What to do. Your task is to copy the listing exactly, with the pictures left out.

** START Listed records **

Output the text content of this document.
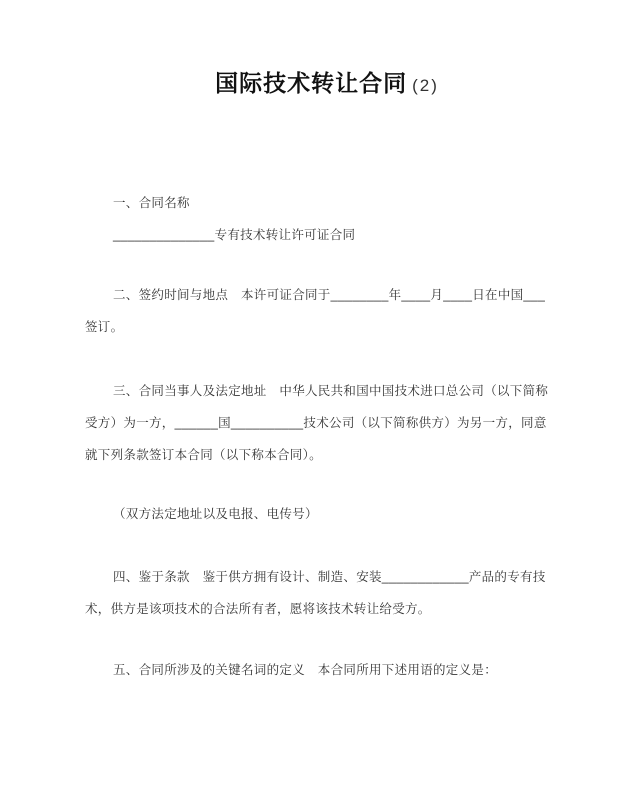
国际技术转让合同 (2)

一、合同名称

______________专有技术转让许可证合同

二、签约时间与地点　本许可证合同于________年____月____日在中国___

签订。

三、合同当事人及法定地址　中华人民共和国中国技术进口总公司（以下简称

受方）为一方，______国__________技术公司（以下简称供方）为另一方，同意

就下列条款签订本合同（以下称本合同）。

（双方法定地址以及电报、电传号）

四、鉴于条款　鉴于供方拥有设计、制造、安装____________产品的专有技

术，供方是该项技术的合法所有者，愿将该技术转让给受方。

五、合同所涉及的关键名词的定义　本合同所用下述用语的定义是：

** END Listed records **

Result.
Output the text content of this document.
国际技术转让合同 (2)

一、合同名称

______________专有技术转让许可证合同

二、签约时间与地点　本许可证合同于________年____月____日在中国___

签订。

三、合同当事人及法定地址　中华人民共和国中国技术进口总公司（以下简称

受方）为一方，______国__________技术公司（以下简称供方）为另一方，同意

就下列条款签订本合同（以下称本合同）。

（双方法定地址以及电报、电传号）

四、鉴于条款　鉴于供方拥有设计、制造、安装____________产品的专有技

术，供方是该项技术的合法所有者，愿将该技术转让给受方。

五、合同所涉及的关键名词的定义　本合同所用下述用语的定义是：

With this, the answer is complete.